[START GIVEN RECORDS]
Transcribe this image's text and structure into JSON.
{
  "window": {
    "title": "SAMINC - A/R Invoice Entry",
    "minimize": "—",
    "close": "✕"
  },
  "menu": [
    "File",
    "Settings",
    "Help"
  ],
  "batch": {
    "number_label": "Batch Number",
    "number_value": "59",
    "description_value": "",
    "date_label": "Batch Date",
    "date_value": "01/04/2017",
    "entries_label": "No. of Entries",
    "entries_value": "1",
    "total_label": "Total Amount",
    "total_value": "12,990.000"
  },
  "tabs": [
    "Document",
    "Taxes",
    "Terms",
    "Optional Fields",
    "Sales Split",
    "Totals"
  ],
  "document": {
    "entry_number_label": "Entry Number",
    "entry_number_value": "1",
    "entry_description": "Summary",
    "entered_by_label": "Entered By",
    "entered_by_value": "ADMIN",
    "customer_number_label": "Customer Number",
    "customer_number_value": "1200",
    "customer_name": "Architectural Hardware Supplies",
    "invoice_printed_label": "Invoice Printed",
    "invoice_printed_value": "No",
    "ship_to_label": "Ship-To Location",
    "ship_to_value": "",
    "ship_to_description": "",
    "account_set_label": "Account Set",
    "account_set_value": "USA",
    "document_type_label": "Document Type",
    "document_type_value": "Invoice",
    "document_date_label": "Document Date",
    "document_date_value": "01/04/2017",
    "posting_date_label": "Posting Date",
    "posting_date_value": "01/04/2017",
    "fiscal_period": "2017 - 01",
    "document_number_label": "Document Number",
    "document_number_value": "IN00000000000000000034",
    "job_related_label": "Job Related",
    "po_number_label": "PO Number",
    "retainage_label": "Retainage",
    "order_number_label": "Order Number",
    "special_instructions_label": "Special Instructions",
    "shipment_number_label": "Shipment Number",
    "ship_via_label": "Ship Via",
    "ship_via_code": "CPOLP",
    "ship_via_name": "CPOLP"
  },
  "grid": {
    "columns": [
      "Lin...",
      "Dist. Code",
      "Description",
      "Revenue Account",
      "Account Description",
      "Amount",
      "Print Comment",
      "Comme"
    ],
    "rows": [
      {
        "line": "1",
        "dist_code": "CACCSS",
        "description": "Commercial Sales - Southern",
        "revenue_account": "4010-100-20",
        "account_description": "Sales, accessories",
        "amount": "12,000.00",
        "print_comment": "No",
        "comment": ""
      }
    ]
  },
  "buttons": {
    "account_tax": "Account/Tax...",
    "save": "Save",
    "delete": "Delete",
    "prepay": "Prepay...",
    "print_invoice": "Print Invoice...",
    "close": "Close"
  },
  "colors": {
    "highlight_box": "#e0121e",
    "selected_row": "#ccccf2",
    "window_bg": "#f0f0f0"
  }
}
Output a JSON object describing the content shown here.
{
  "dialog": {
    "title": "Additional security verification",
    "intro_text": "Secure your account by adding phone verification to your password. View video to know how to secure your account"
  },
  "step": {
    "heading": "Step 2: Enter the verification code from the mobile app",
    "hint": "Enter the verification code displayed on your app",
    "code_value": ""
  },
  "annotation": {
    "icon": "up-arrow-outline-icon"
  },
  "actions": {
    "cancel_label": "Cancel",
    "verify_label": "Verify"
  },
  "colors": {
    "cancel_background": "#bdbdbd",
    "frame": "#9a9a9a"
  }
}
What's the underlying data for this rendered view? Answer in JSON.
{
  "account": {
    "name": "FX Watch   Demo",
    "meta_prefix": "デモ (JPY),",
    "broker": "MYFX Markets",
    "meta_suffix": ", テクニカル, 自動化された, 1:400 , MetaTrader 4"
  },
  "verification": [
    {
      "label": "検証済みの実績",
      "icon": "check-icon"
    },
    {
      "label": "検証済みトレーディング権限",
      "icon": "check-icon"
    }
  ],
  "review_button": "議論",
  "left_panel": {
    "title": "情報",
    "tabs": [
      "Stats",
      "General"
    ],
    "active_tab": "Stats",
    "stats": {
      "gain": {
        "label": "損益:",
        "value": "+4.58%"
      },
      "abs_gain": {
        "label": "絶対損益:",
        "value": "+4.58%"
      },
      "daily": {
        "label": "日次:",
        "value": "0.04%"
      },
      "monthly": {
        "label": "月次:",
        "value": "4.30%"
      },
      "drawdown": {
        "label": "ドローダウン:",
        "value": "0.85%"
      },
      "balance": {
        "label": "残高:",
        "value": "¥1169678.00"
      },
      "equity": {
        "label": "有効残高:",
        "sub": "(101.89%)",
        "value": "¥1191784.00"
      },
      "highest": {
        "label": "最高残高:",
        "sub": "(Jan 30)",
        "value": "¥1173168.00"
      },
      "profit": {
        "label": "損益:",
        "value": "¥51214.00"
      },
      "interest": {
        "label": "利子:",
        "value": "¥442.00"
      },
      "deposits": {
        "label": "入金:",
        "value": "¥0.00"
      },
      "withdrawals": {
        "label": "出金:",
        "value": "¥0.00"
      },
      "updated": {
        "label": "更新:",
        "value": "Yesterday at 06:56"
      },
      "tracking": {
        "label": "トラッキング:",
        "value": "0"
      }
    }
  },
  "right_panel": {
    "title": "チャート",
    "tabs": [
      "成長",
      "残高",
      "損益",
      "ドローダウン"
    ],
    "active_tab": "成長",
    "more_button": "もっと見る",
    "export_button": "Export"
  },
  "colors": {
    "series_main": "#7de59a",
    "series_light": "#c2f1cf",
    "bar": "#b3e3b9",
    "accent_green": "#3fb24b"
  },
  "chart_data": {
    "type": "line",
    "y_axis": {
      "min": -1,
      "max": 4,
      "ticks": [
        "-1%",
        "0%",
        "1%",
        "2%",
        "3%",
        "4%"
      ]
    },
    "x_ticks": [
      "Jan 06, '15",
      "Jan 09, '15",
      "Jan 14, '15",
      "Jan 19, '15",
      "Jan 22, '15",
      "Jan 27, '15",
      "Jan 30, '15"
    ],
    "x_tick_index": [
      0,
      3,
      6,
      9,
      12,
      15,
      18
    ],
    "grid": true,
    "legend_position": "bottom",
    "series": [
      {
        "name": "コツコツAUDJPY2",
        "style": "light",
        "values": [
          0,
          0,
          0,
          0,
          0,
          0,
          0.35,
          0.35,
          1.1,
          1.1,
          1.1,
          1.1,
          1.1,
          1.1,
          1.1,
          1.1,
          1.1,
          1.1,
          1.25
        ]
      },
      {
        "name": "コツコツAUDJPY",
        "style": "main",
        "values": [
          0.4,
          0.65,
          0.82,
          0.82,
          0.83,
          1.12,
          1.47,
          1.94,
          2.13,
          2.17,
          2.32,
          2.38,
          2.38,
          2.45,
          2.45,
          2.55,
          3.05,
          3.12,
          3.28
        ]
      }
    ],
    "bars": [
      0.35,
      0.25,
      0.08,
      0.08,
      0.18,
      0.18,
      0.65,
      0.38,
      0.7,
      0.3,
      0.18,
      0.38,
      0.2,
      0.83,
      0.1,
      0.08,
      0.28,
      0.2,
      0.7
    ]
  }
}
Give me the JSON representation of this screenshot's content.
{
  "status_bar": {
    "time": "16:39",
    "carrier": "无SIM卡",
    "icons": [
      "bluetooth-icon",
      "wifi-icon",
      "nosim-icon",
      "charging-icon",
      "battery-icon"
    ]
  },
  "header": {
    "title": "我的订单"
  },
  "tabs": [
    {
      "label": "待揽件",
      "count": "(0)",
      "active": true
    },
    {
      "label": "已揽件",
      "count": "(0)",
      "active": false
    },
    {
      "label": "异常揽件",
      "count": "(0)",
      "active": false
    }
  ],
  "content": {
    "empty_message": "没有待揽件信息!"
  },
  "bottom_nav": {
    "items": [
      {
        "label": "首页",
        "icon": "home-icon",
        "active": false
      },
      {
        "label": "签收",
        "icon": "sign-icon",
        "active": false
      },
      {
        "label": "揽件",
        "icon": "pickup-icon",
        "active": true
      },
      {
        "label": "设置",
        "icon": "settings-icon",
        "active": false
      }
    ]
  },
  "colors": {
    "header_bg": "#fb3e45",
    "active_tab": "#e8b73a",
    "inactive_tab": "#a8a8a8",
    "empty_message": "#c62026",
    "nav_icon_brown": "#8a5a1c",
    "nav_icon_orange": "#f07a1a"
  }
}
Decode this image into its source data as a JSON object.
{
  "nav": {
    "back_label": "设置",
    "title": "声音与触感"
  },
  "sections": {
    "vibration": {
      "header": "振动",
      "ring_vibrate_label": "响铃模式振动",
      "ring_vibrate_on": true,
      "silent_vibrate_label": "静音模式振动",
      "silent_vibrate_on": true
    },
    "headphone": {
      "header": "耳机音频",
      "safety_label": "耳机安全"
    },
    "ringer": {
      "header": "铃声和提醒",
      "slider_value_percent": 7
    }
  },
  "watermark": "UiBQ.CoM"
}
[END GIVEN RECORDS]
## WHAT NEEDS TO BE DONE
Every line from the one containing "Give me the" through the last line of the entries must be written out verbatim, and no other line.

## THE OUTPUT
Give me the JSON representation of this screenshot's content.
{
  "status_bar": {
    "time": "16:39",
    "carrier": "无SIM卡",
    "icons": [
      "bluetooth-icon",
      "wifi-icon",
      "nosim-icon",
      "charging-icon",
      "battery-icon"
    ]
  },
  "header": {
    "title": "我的订单"
  },
  "tabs": [
    {
      "label": "待揽件",
      "count": "(0)",
      "active": true
    },
    {
      "label": "已揽件",
      "count": "(0)",
      "active": false
    },
    {
      "label": "异常揽件",
      "count": "(0)",
      "active": false
    }
  ],
  "content": {
    "empty_message": "没有待揽件信息!"
  },
  "bottom_nav": {
    "items": [
      {
        "label": "首页",
        "icon": "home-icon",
        "active": false
      },
      {
        "label": "签收",
        "icon": "sign-icon",
        "active": false
      },
      {
        "label": "揽件",
        "icon": "pickup-icon",
        "active": true
      },
      {
        "label": "设置",
        "icon": "settings-icon",
        "active": false
      }
    ]
  },
  "colors": {
    "header_bg": "#fb3e45",
    "active_tab": "#e8b73a",
    "inactive_tab": "#a8a8a8",
    "empty_message": "#c62026",
    "nav_icon_brown": "#8a5a1c",
    "nav_icon_orange": "#f07a1a"
  }
}
Decode this image into its source data as a JSON object.
{
  "nav": {
    "back_label": "设置",
    "title": "声音与触感"
  },
  "sections": {
    "vibration": {
      "header": "振动",
      "ring_vibrate_label": "响铃模式振动",
      "ring_vibrate_on": true,
      "silent_vibrate_label": "静音模式振动",
      "silent_vibrate_on": true
    },
    "headphone": {
      "header": "耳机音频",
      "safety_label": "耳机安全"
    },
    "ringer": {
      "header": "铃声和提醒",
      "slider_value_percent": 7
    }
  },
  "watermark": "UiBQ.CoM"
}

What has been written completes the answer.